* PERMINTAAN TERTULIS A
Tuliskan kembali tanpa perubahan bagian tulisan tentang perjalanan ke Inggris, semuanya dari "Secara pribadi, pandangan" hingga "zaman nenek moyang.".
* PERMINTAAN TERTULIS B
Tentukan apakah setiap pernyataan berikut sesuai dengan tulisan tentang program Santri International Fellowship. Jawab ya atau tidak, lalu kutip kata-kata penentunya dari tulisan itu. (i) Program itu berlangsung selama sebulan. (ii) Penulis aktif sebagai aktivis Moderasi Beragama sejak tahun 2024. (iii) Program itu diselenggarakan oleh Coventry University.
* PERMINTAAN TERTULIS C
Tolong lanjutkan tulisan tentang program interfaith di Inggris itu, dimulai setelah kalimat terakhirnya.

* TEKS TERLAMPIR
Perjalanan Toleransi 7.646 Mil: Mengungkap Fakta dan Opini Media di Inggris

03 Dec

Perjalanan Toleransi 7.646 Mil: Mengungkap Fakta dan Opini Media di Inggris

Inggris, Santri Mengglobal - Perkenalkan, saya Ida Fitri Anggarini, atau yang lebih sering dipanggil Miss Ida. Saya adalah lulusan Pesantren Al-Ittihad Malang dan telah aktif berkecimpung di dunia penelitian serta sebagai aktivis Moderasi Beragama sejak tahun 2021.

Pada tahun 2024 ini, saya mendapat kesempatan mengikuti program Santri International Fellowship yang diselenggarakan oleh Coventry University, Inggris. Program ini adalah hasil kolaborasi antara Kementerian Agama RI dan LPDP Kementerian Keuangan RI, dengan fokus utama pada hubungan antar umat beragama (interfaith) di Inggris. Program ini berlangsung selama sebulan dan diikuti oleh sejumlah peserta dari berbagai latar belakang.

Selama di Inggris, kami mendalami tiga pertanyaan utama sebagai fokus kegiatan: What is interfaith? Who does it? And why do we need it? Kami tidak hanya bekerja sama dengan Coventry University, tetapi juga didampingi oleh The Faith and Belief Forum, sebuah lembaga yang sudah berpengalaman dalam memperkuat hubungan antar umat beragama di Inggris.

Secara pribadi, pandangan saya tentang interfaith adalah bagaimana kita bisa menumbuhkan rasa saling menghargai dan menerima perbedaan. Pemikiran ini tentu tidak lepas dari konsep moderasi beragama yang dikenal di Indonesia, yang menekankan komitmen kebangsaan, anti kekerasan, toleransi, dan adaptasi terhadap budaya lokal. Namun, penerapan konsep ini berbeda dengan di Inggris, mengingat konteks multikulturalisme yang diwarnai sejarah kolonialisme Inggris, sementara di Indonesia, keberagaman sudah ada sejak zaman nenek moyang.

* KUTIPAN DATA
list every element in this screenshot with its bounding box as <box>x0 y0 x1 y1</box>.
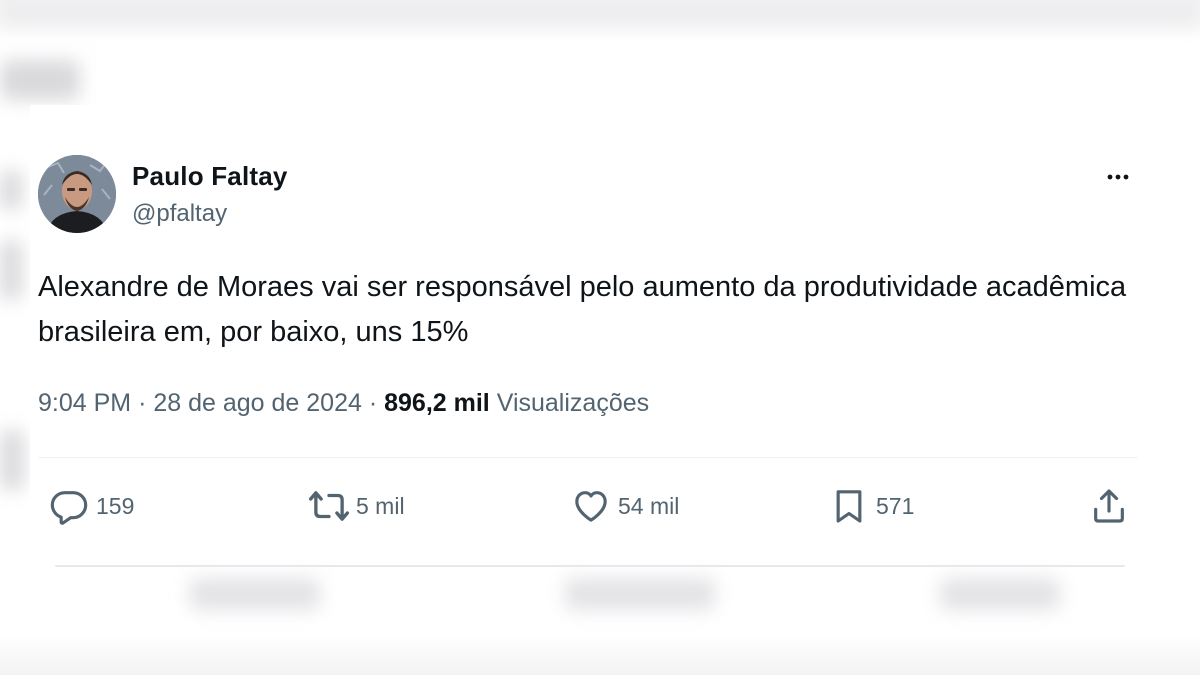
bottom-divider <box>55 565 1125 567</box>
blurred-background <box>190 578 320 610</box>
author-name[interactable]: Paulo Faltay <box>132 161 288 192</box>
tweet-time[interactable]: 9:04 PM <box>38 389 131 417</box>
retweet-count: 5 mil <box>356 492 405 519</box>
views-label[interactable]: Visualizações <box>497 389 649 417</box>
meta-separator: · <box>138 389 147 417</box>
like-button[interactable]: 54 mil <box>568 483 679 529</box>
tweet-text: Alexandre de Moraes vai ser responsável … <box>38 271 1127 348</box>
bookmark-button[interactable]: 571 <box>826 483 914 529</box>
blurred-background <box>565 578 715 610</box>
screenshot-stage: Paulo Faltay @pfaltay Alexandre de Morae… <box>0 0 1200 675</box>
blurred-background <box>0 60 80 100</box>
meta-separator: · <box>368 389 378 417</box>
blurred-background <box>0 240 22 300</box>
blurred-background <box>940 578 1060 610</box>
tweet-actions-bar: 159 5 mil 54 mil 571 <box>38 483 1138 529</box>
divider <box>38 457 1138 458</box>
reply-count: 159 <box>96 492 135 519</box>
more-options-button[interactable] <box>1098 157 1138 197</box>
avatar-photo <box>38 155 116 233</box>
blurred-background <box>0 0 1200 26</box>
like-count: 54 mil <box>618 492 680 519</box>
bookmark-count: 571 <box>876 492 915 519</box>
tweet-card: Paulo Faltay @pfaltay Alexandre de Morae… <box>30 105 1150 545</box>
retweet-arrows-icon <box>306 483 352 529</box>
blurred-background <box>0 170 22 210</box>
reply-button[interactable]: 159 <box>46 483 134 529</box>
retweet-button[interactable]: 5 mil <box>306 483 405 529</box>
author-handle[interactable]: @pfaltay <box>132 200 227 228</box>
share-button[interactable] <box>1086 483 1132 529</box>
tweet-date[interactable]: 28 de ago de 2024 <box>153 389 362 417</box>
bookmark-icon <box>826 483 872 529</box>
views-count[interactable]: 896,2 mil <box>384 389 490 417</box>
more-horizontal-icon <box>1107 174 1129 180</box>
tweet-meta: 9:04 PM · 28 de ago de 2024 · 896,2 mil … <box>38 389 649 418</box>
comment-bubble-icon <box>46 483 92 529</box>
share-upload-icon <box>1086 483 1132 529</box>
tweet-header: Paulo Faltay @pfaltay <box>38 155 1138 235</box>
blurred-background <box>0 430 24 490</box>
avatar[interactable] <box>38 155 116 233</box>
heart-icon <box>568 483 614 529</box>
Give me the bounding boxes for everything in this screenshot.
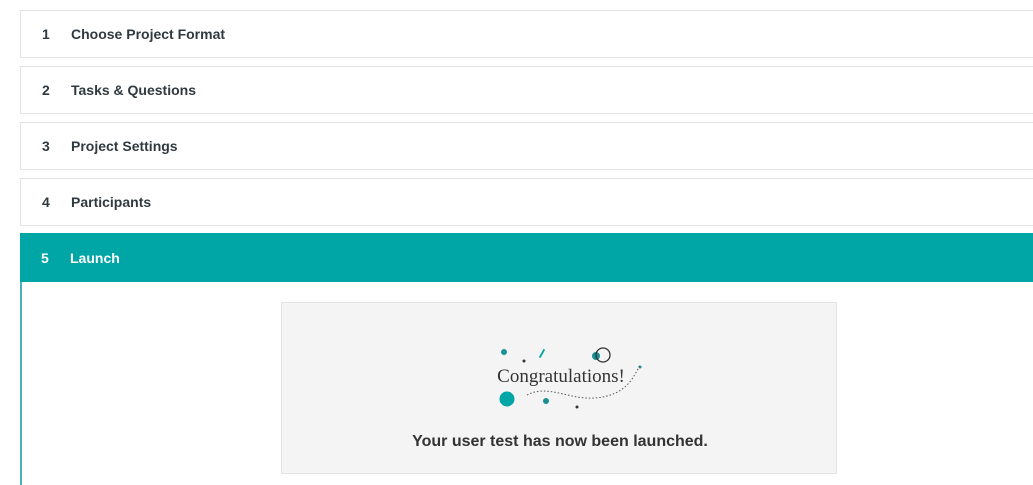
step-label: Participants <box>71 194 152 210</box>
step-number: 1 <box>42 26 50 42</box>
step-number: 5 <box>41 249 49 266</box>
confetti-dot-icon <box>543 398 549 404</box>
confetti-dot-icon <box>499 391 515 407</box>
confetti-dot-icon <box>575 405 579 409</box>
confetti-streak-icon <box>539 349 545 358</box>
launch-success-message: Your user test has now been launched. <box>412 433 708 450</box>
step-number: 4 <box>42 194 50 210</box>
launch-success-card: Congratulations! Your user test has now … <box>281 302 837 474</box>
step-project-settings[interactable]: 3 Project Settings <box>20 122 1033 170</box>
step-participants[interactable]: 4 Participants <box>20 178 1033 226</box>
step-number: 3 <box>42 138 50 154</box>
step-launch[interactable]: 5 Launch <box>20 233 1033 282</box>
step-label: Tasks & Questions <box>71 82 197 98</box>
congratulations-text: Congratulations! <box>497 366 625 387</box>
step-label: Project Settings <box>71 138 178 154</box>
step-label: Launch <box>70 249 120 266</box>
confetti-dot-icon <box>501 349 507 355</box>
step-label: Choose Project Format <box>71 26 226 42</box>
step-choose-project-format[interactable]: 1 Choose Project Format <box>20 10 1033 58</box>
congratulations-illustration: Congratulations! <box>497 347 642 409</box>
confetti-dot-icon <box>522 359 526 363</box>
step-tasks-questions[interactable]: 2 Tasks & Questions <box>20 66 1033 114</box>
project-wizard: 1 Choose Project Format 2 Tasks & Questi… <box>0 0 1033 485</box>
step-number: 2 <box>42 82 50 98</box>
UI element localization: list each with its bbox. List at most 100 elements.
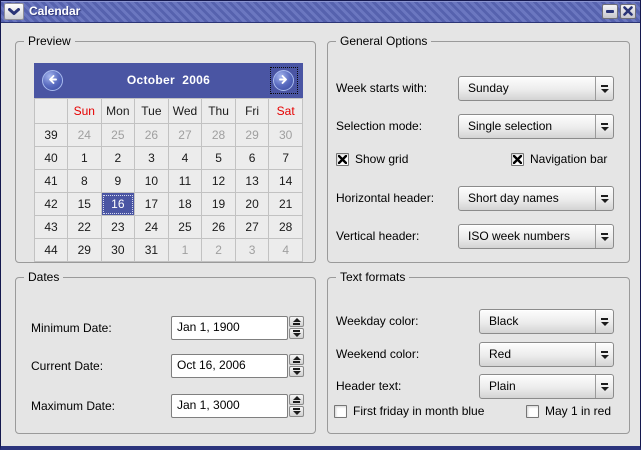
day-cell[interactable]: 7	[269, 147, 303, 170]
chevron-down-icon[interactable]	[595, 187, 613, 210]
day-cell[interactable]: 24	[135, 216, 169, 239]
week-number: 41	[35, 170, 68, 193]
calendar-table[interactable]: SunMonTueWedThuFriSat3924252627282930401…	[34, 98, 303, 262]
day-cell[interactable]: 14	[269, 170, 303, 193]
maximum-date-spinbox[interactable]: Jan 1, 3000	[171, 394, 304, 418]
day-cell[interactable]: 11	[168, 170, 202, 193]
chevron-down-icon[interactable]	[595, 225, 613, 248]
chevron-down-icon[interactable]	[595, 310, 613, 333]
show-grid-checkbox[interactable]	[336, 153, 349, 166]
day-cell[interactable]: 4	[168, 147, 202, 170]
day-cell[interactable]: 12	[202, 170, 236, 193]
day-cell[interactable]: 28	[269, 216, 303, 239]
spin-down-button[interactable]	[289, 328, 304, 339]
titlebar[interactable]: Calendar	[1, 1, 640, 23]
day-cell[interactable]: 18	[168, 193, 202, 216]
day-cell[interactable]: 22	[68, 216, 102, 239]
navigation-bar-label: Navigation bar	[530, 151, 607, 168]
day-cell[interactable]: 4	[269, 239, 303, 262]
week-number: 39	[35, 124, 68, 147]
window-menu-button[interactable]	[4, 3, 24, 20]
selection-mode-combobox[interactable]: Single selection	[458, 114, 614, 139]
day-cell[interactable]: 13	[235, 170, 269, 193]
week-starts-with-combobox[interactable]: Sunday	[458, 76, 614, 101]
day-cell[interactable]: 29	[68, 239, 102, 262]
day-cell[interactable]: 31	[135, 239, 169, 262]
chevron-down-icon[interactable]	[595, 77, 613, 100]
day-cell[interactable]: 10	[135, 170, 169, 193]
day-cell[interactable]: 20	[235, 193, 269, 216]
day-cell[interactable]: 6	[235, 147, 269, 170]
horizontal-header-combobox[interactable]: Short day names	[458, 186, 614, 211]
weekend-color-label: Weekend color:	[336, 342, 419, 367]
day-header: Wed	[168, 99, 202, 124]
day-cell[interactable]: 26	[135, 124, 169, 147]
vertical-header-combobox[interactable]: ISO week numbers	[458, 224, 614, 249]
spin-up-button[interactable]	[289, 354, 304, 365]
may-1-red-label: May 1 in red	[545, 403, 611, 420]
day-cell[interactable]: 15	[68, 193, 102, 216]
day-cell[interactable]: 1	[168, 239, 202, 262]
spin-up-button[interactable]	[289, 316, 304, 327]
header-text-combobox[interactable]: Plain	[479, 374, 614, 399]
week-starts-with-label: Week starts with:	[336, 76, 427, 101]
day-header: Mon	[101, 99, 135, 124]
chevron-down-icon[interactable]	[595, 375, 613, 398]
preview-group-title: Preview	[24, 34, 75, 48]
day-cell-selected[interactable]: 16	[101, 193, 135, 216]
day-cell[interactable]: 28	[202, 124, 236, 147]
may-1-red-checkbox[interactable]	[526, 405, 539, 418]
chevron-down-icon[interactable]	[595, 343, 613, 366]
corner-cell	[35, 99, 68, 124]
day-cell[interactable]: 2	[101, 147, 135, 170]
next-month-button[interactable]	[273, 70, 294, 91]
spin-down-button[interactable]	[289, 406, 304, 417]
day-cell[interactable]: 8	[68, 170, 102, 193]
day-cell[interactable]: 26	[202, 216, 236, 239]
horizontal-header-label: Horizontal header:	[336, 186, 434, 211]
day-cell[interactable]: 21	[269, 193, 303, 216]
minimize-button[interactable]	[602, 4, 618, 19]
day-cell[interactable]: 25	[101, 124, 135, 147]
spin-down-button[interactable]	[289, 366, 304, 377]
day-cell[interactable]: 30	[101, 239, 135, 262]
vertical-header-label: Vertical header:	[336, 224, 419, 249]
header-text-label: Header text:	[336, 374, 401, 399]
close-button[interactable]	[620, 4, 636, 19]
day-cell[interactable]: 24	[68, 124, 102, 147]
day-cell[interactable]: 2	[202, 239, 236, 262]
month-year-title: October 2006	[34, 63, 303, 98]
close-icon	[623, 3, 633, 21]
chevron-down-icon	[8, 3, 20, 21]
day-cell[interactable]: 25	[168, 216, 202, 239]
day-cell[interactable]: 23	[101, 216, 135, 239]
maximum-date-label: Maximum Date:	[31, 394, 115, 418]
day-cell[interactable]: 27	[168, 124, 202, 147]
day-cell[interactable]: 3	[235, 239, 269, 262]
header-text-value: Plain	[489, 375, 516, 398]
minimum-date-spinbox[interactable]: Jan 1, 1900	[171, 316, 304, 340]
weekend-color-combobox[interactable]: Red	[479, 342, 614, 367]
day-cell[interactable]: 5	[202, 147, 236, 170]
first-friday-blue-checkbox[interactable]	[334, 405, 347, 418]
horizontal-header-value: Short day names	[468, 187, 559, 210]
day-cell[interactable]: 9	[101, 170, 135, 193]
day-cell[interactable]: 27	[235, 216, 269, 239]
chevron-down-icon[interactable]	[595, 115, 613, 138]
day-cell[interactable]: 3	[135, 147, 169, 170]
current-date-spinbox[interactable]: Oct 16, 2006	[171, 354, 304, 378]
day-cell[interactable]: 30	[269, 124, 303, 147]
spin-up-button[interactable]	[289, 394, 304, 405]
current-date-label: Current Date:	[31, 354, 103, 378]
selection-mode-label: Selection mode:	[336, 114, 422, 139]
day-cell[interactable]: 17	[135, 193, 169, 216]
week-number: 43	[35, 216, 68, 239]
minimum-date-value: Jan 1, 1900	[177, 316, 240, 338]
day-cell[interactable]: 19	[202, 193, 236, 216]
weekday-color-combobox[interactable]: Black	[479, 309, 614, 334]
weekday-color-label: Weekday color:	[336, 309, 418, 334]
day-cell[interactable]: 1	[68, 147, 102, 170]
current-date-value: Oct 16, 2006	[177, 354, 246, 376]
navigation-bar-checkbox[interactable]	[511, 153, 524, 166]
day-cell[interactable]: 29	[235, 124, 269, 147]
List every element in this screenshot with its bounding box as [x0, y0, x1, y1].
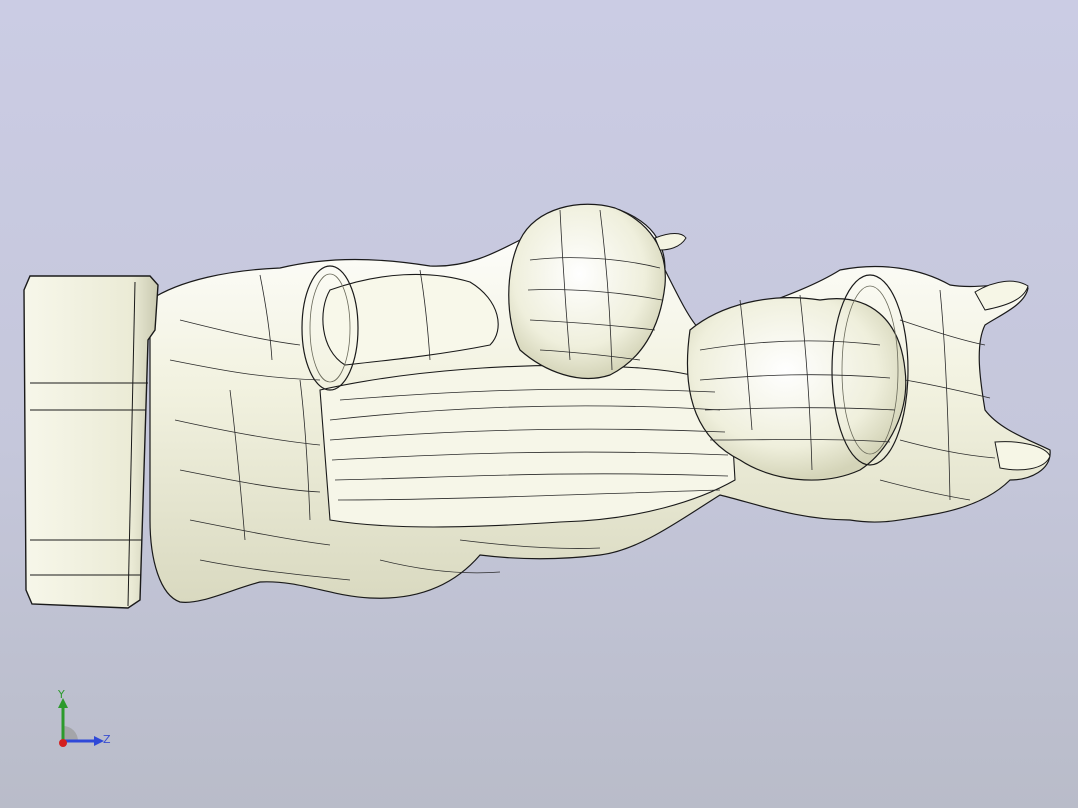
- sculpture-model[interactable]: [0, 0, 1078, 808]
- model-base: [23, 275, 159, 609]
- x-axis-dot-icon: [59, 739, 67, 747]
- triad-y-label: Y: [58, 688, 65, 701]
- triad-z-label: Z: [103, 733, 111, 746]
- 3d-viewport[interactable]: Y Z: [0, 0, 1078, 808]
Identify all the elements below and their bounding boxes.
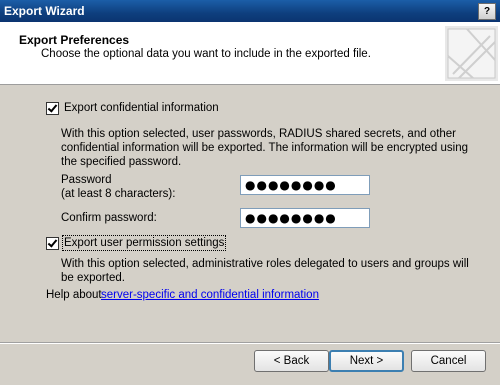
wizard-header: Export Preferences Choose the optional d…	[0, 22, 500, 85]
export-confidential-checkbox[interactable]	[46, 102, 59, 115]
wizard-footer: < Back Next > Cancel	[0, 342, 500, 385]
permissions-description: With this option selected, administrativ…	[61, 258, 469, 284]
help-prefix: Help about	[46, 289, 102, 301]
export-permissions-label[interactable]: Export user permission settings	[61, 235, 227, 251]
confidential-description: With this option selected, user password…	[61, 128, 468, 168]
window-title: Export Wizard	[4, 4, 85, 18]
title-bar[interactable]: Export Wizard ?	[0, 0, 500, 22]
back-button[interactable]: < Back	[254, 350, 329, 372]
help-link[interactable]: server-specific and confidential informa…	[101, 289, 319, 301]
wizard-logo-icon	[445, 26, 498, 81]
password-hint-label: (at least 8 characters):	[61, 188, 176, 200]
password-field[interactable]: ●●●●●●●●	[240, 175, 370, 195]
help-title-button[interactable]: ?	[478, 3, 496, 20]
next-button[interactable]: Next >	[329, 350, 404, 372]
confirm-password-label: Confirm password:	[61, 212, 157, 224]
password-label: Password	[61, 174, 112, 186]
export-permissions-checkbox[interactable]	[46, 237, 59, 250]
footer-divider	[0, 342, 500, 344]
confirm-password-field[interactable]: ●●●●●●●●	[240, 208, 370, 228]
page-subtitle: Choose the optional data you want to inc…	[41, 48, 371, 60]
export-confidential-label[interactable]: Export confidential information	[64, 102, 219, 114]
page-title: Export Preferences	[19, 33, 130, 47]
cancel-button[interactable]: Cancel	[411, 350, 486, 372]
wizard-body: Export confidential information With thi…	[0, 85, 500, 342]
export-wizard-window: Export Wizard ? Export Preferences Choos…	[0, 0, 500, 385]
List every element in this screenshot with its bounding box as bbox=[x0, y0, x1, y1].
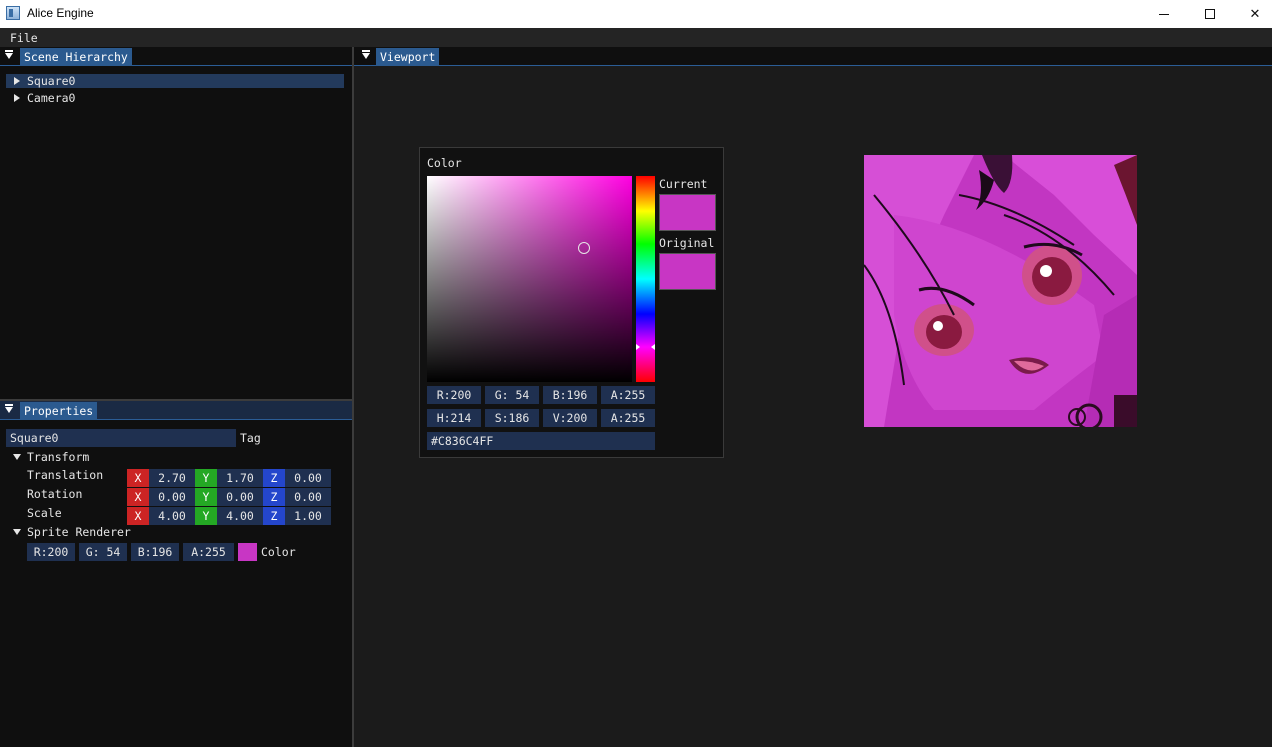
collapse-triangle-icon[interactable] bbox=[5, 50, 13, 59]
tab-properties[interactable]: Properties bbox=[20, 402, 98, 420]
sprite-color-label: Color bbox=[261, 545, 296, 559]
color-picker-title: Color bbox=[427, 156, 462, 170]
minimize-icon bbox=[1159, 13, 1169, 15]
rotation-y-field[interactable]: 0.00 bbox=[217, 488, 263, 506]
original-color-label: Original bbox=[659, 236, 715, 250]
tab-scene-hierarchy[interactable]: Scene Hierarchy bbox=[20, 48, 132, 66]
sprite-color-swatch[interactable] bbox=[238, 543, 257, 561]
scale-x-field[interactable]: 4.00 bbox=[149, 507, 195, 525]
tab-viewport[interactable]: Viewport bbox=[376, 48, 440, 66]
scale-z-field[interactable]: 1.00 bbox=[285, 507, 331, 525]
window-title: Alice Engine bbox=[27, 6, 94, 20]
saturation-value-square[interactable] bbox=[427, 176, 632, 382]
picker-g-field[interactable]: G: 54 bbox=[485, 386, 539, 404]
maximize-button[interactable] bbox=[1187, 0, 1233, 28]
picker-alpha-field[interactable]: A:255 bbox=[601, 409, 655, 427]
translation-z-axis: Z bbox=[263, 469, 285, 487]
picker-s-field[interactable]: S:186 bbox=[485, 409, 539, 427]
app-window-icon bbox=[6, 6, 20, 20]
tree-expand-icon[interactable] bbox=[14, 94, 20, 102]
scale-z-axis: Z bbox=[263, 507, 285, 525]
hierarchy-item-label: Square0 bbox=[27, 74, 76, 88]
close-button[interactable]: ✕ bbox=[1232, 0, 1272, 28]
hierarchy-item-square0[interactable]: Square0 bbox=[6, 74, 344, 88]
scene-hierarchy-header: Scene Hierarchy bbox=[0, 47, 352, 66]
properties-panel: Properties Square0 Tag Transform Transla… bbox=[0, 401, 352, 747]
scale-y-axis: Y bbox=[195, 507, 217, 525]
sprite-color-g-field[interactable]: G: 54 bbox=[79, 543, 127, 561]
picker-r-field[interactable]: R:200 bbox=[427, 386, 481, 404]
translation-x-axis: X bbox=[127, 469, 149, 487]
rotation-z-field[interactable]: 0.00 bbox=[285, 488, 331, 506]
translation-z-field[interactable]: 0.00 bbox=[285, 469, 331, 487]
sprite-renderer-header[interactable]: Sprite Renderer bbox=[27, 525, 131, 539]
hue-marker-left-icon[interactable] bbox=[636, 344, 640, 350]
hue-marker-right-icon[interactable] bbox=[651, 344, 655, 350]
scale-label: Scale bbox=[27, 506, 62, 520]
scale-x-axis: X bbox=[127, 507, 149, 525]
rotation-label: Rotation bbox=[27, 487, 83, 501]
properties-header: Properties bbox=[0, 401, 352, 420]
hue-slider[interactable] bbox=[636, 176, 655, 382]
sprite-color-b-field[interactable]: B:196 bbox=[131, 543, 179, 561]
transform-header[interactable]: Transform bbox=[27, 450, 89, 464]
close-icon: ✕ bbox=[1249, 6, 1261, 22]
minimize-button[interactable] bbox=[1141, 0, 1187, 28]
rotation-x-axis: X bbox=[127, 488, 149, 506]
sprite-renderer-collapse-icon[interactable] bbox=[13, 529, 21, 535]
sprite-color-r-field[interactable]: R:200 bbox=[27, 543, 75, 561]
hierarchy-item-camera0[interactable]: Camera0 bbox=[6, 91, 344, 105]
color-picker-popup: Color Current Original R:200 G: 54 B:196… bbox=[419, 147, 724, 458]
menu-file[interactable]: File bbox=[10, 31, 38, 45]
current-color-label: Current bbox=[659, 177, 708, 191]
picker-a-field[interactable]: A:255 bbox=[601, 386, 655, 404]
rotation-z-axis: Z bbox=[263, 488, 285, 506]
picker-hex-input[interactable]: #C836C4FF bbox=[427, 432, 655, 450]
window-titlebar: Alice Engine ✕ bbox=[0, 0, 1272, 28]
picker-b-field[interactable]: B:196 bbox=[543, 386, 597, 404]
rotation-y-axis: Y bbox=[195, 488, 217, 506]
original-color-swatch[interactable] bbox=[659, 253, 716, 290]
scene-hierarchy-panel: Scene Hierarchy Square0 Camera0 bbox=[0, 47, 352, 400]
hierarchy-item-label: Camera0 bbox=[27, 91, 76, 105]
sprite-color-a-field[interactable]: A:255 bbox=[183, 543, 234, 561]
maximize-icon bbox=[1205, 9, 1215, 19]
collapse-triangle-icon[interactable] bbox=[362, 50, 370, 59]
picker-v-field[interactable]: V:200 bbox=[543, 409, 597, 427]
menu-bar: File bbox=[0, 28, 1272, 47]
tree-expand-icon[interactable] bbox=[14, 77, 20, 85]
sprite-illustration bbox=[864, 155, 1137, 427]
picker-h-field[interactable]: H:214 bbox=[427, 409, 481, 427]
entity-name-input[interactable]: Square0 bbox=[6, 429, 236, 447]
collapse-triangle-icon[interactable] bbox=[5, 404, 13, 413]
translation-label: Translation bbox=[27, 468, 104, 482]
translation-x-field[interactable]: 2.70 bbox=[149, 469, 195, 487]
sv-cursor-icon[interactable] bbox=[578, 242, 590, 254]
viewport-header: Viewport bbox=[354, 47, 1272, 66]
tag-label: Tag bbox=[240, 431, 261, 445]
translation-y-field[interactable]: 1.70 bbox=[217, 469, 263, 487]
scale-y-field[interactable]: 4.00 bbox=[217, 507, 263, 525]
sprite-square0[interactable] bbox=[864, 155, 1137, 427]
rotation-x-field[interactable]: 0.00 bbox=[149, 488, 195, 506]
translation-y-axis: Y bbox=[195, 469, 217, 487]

* HASIL AKHIR A
Secara pribadi, pandangan saya tentang interfaith adalah bagaimana kita bisa menumbuhkan rasa saling menghargai dan menerima perbedaan. Pemikiran ini tentu tidak lepas dari konsep moderasi beragama yang dikenal di Indonesia, yang menekankan komitmen kebangsaan, anti kekerasan, toleransi, dan adaptasi terhadap budaya lokal. Namun, penerapan konsep ini berbeda dengan di Inggris, mengingat konteks multikulturalisme yang diwarnai sejarah kolonialisme Inggris, sementara di Indonesia, keberagaman sudah ada sejak zaman nenek moyang.

* HASIL AKHIR B
(i) Ya: "Program ini berlangsung selama sebulan"
(ii) Tidak: "aktivis Moderasi Beragama sejak tahun 2021"
(iii) Ya: "diselenggarakan oleh Coventry University, Inggris"

* HASIL AKHIR C
Peran Semua Pihak dalam Hubungan Antarumat Beragama

Siapa yang berperan dalam hubungan antar umat beragama? Jawabannya jelas: semua pihak. Berbagai lembaga dan individu di Inggris, mulai dari pemerintah lokal, polisi, komunitas agama, pemuda, aktivis, hingga anggota parlemen, berperan aktif dalam memajukan interfaith. Hal ini tentu bisa diterapkan di Indonesia untuk menciptakan hubungan antar umat beragama yang harmonis, bebas dari ujaran kebencian, isu SARA, dan provokasi. Dengan begitu, kita dapat hidup dalam kedamaian, keamanan, dan kenyamanan bersama.

Salah satu hal yang sangat mengesankan saya di Inggris adalah bagaimana hubungan intra-faith dapat terjalin dengan baik. Semakin terlibat dalam komunitas agama, semakin mendalam pemahaman terhadap berbagai aliran dalam satu agama, seperti Sunni, Syiah, Ahmadiyah, dan lain-lain. Hal ini sangat kontras dengan kondisi di Indonesia, di mana kita masih sering menyaksikan perselisihan antar aliran yang masing-masing berusaha menunjukkan siapa yang lebih "benar".

Kondisi Sosial Umat Muslim di Inggris

Saya juga sangat terkesan dengan sebuah masjid di Inggris yang menjadi pusat pendidikan, pemberdayaan, dan kegiatan dakwah bagi komunitas Muslim setempat. Ironisnya, masjid ini terletak di salah satu daerah termiskin di Inggris, dengan mayoritas penduduknya adalah Muslim. Mereka tidak hanya berjuang untuk persamaan hak, tetapi juga menghadapi tantangan dalam bidang ekonomi, pendidikan, kesehatan, dan perlindungan dari ujaran kebencian. Meski pemerintah setempat mendengarkan aspirasi mereka, implementasi kebijakan yang menguntungkan masih sering terhambat.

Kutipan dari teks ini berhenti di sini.